Entries taken from a collection:
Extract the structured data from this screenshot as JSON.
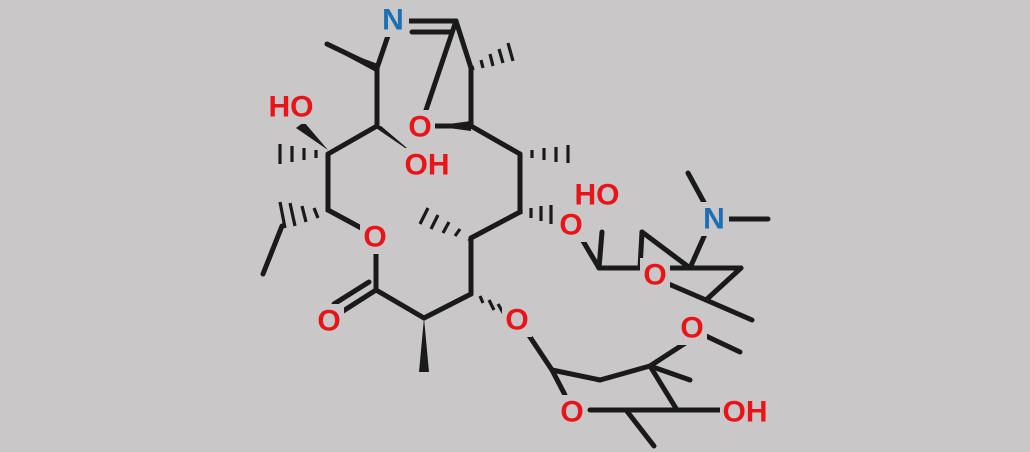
{
  "diagram": {
    "colors": {
      "background": "#c9c7c8",
      "bond": "#1a1a1a",
      "oxygen": "#e8141a",
      "nitrogen": "#1a6fb5"
    },
    "atoms": [
      {
        "id": "n-imine",
        "text": "N",
        "element": "N"
      },
      {
        "id": "o-bridge",
        "text": "O",
        "element": "O"
      },
      {
        "id": "ho-top-left",
        "text": "HO",
        "element": "O"
      },
      {
        "id": "oh-ring-center",
        "text": "OH",
        "element": "O"
      },
      {
        "id": "o-lactone-ring",
        "text": "O",
        "element": "O"
      },
      {
        "id": "o-carbonyl",
        "text": "O",
        "element": "O"
      },
      {
        "id": "o-ether-lower",
        "text": "O",
        "element": "O"
      },
      {
        "id": "o-ether-upper",
        "text": "O",
        "element": "O"
      },
      {
        "id": "ho-sugar",
        "text": "HO",
        "element": "O"
      },
      {
        "id": "n-dimethylamino",
        "text": "N",
        "element": "N"
      },
      {
        "id": "o-sugar-ring-upper",
        "text": "O",
        "element": "O"
      },
      {
        "id": "o-methoxy",
        "text": "O",
        "element": "O"
      },
      {
        "id": "o-sugar-ring-lower",
        "text": "O",
        "element": "O"
      },
      {
        "id": "oh-sugar-lower",
        "text": "OH",
        "element": "O"
      }
    ]
  }
}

▶ **TASK DESCRIPTION**:
Gather each line of the records holding the string "lower".

▶ **FINAL RESULT**:
        "id": "o-ether-lower",
        "id": "o-sugar-ring-lower",
        "id": "oh-sugar-lower",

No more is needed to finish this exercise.